▶ _Task details_: How many lines in the listing below include the word "content"? Reply with the count alone.

▶ _Dataset rows about figures_:
****************************************
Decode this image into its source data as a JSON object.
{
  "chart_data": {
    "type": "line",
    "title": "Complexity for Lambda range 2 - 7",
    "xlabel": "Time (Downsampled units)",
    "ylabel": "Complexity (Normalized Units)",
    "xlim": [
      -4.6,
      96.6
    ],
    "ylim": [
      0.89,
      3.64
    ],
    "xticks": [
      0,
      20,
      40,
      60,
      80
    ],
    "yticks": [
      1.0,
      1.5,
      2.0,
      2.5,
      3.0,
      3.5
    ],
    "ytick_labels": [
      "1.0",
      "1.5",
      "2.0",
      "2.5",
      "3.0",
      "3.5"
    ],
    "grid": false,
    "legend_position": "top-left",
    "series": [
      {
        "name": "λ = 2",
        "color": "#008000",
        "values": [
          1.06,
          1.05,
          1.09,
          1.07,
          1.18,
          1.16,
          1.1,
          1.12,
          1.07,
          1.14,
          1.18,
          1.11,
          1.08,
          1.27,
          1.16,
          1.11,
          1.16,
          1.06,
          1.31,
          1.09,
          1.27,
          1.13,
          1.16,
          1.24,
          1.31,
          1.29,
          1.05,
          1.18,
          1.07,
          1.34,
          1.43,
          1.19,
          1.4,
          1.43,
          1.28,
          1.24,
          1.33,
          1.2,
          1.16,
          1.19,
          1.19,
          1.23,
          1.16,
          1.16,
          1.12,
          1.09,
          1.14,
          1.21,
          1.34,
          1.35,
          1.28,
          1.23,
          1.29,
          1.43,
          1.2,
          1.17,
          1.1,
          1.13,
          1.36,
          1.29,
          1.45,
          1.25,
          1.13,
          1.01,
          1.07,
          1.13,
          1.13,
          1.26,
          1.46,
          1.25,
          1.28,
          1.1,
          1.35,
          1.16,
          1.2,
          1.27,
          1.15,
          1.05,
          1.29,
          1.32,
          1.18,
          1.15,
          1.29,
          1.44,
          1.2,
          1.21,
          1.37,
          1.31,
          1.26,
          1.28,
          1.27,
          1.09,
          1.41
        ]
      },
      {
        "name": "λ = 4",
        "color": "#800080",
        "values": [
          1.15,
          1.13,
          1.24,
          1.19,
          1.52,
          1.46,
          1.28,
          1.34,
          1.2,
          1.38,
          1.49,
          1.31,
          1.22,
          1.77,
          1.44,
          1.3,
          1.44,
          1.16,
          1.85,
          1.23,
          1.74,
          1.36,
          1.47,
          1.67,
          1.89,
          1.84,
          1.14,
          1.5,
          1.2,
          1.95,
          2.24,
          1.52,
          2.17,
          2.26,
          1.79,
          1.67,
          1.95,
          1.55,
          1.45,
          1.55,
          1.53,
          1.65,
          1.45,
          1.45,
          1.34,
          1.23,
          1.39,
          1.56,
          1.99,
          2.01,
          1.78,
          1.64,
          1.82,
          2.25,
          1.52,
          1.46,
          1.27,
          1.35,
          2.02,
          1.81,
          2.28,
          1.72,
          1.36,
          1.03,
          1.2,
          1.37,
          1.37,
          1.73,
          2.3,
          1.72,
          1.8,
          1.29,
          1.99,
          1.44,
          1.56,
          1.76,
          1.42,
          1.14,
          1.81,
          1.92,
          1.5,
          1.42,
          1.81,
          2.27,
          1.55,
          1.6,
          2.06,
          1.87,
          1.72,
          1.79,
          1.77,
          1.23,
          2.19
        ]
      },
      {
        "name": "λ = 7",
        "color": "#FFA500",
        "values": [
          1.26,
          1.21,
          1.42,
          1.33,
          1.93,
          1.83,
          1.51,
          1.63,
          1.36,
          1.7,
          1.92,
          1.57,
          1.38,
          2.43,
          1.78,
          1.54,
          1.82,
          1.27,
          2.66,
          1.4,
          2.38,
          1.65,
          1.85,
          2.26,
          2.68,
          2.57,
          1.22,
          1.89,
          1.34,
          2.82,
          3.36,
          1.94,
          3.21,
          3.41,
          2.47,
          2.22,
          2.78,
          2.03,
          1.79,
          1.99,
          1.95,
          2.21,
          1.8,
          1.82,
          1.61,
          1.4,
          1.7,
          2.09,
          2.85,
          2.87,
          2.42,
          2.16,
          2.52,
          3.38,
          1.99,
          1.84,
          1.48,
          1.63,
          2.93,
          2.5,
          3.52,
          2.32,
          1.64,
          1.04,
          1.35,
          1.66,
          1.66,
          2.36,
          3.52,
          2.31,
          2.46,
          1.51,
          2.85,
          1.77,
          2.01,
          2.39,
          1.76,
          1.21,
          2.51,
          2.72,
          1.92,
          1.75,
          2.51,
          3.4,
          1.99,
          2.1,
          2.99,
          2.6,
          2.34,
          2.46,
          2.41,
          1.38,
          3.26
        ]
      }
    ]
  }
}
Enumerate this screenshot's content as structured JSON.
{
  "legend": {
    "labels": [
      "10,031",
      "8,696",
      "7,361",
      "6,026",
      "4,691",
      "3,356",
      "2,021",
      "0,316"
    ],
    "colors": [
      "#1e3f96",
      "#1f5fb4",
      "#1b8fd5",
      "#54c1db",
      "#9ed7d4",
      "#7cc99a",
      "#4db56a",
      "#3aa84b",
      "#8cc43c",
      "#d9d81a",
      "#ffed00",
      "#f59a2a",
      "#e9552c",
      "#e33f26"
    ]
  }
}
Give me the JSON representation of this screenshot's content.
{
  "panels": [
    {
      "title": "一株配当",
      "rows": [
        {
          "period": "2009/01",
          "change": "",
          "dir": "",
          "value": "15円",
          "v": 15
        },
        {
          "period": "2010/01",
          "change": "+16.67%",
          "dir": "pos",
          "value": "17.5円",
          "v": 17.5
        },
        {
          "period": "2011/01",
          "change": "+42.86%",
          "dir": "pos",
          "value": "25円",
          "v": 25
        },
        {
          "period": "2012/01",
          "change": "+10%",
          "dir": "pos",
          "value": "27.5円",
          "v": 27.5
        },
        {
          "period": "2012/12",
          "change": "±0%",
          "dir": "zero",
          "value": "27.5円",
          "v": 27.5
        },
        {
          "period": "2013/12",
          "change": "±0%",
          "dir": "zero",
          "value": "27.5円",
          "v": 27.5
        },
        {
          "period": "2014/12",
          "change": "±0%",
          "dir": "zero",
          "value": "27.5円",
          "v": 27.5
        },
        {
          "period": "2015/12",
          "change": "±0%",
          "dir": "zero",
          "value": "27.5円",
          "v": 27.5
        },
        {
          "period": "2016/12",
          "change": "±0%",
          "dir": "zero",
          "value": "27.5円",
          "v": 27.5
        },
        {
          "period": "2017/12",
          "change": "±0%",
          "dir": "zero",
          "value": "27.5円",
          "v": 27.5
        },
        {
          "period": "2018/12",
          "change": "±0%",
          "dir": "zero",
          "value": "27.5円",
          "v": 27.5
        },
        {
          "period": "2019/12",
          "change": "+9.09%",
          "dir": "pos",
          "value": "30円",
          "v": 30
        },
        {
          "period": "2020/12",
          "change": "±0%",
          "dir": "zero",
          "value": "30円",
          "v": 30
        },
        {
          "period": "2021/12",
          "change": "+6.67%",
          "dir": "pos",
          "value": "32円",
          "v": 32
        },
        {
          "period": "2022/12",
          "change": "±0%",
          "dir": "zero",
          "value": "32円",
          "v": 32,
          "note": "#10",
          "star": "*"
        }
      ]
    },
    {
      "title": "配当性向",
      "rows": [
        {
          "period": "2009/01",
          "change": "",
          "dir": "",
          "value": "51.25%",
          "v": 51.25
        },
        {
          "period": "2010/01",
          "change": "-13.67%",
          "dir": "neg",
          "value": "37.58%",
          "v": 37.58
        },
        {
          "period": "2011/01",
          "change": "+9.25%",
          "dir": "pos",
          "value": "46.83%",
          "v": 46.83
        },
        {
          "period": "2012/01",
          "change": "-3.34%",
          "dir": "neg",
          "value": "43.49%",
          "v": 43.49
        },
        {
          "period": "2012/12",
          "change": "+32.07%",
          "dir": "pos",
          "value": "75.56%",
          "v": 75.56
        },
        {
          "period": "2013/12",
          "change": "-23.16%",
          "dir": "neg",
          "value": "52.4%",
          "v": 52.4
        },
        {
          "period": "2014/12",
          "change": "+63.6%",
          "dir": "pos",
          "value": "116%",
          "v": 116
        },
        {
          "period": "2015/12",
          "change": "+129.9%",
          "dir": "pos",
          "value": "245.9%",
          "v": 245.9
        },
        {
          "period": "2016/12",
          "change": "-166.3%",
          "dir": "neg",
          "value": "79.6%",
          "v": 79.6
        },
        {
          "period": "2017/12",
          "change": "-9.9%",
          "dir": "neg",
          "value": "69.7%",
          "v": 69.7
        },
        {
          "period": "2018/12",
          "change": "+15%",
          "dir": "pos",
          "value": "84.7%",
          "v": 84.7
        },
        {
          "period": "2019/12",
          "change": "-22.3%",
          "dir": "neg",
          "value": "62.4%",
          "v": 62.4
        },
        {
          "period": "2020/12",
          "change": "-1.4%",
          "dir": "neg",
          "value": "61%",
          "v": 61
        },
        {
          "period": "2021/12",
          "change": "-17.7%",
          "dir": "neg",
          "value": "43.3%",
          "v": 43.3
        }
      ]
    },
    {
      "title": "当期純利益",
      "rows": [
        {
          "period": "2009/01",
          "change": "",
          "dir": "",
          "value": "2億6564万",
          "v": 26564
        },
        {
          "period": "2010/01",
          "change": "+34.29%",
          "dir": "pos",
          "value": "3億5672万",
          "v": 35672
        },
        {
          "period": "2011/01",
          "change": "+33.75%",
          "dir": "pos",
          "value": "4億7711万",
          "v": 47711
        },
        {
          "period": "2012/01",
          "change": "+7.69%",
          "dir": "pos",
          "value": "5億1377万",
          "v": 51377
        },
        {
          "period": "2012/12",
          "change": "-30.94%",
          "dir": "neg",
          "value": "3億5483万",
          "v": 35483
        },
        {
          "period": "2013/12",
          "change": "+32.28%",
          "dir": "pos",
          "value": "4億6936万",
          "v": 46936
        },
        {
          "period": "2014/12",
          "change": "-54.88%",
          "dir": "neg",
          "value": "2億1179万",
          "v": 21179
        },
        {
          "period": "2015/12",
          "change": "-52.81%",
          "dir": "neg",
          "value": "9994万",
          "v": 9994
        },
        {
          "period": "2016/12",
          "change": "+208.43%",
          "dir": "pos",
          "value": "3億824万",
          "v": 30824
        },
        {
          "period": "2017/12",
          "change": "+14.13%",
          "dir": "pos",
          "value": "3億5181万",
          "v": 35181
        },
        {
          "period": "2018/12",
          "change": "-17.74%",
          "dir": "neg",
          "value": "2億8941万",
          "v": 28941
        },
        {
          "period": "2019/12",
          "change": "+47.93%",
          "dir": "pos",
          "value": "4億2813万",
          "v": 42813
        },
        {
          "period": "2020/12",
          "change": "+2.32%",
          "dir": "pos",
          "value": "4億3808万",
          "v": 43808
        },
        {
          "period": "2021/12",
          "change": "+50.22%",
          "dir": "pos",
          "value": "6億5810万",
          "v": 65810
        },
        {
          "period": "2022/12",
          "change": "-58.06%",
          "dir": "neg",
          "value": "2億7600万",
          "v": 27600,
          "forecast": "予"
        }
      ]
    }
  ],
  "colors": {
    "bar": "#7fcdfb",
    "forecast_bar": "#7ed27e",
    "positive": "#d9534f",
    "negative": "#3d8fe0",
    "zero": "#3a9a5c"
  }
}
****************************************
▶ _Complete answer_: 2